• **Task statement**: Repeat the full listing below verbatim and keep the images out.

* Begin Provided information *

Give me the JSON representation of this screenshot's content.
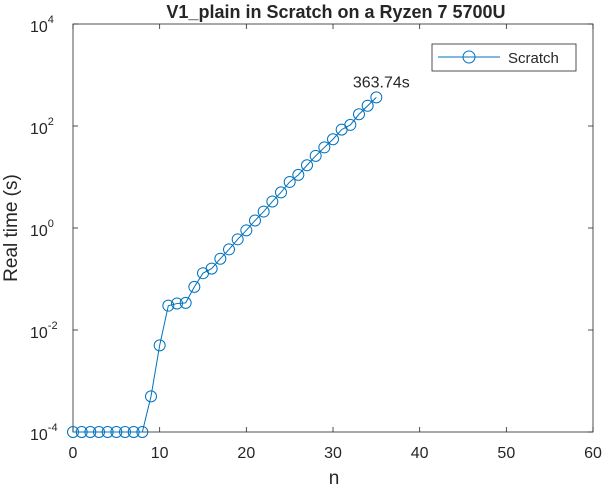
{
  "chart_data": {
    "type": "line",
    "title": "V1_plain in Scratch on a Ryzen 7 5700U",
    "xlabel": "n",
    "ylabel": "Real time (s)",
    "xlim": [
      0,
      60
    ],
    "ylim": [
      0.0001,
      10000
    ],
    "yscale": "log",
    "grid": false,
    "legend_position": "top-right",
    "x_ticks": [
      "0",
      "10",
      "20",
      "30",
      "40",
      "50",
      "60"
    ],
    "y_ticks": [
      {
        "base": "10",
        "exp": "-4"
      },
      {
        "base": "10",
        "exp": "-2"
      },
      {
        "base": "10",
        "exp": "0"
      },
      {
        "base": "10",
        "exp": "2"
      },
      {
        "base": "10",
        "exp": "4"
      }
    ],
    "series": [
      {
        "name": "Scratch",
        "color": "#0072bd",
        "marker": "circle",
        "x": [
          0,
          1,
          2,
          3,
          4,
          5,
          6,
          7,
          8,
          9,
          10,
          11,
          12,
          13,
          14,
          15,
          16,
          17,
          18,
          19,
          20,
          21,
          22,
          23,
          24,
          25,
          26,
          27,
          28,
          29,
          30,
          31,
          32,
          33,
          34,
          35
        ],
        "y": [
          0.0001,
          0.0001,
          0.0001,
          0.0001,
          0.0001,
          0.0001,
          0.0001,
          0.0001,
          0.0001,
          0.0005,
          0.005,
          0.03,
          0.033,
          0.034,
          0.07,
          0.13,
          0.16,
          0.25,
          0.38,
          0.6,
          0.9,
          1.4,
          2.1,
          3.3,
          5,
          8,
          11,
          17,
          26,
          38,
          55,
          85,
          105,
          170,
          250,
          363.74
        ]
      }
    ],
    "annotations": [
      {
        "text": "363.74s",
        "x": 35,
        "y": 363.74
      }
    ]
  }
}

* End Provided information *

• **The answer**:
Give me the JSON representation of this screenshot's content.
{
  "chart_data": {
    "type": "line",
    "title": "V1_plain in Scratch on a Ryzen 7 5700U",
    "xlabel": "n",
    "ylabel": "Real time (s)",
    "xlim": [
      0,
      60
    ],
    "ylim": [
      0.0001,
      10000
    ],
    "yscale": "log",
    "grid": false,
    "legend_position": "top-right",
    "x_ticks": [
      "0",
      "10",
      "20",
      "30",
      "40",
      "50",
      "60"
    ],
    "y_ticks": [
      {
        "base": "10",
        "exp": "-4"
      },
      {
        "base": "10",
        "exp": "-2"
      },
      {
        "base": "10",
        "exp": "0"
      },
      {
        "base": "10",
        "exp": "2"
      },
      {
        "base": "10",
        "exp": "4"
      }
    ],
    "series": [
      {
        "name": "Scratch",
        "color": "#0072bd",
        "marker": "circle",
        "x": [
          0,
          1,
          2,
          3,
          4,
          5,
          6,
          7,
          8,
          9,
          10,
          11,
          12,
          13,
          14,
          15,
          16,
          17,
          18,
          19,
          20,
          21,
          22,
          23,
          24,
          25,
          26,
          27,
          28,
          29,
          30,
          31,
          32,
          33,
          34,
          35
        ],
        "y": [
          0.0001,
          0.0001,
          0.0001,
          0.0001,
          0.0001,
          0.0001,
          0.0001,
          0.0001,
          0.0001,
          0.0005,
          0.005,
          0.03,
          0.033,
          0.034,
          0.07,
          0.13,
          0.16,
          0.25,
          0.38,
          0.6,
          0.9,
          1.4,
          2.1,
          3.3,
          5,
          8,
          11,
          17,
          26,
          38,
          55,
          85,
          105,
          170,
          250,
          363.74
        ]
      }
    ],
    "annotations": [
      {
        "text": "363.74s",
        "x": 35,
        "y": 363.74
      }
    ]
  }
}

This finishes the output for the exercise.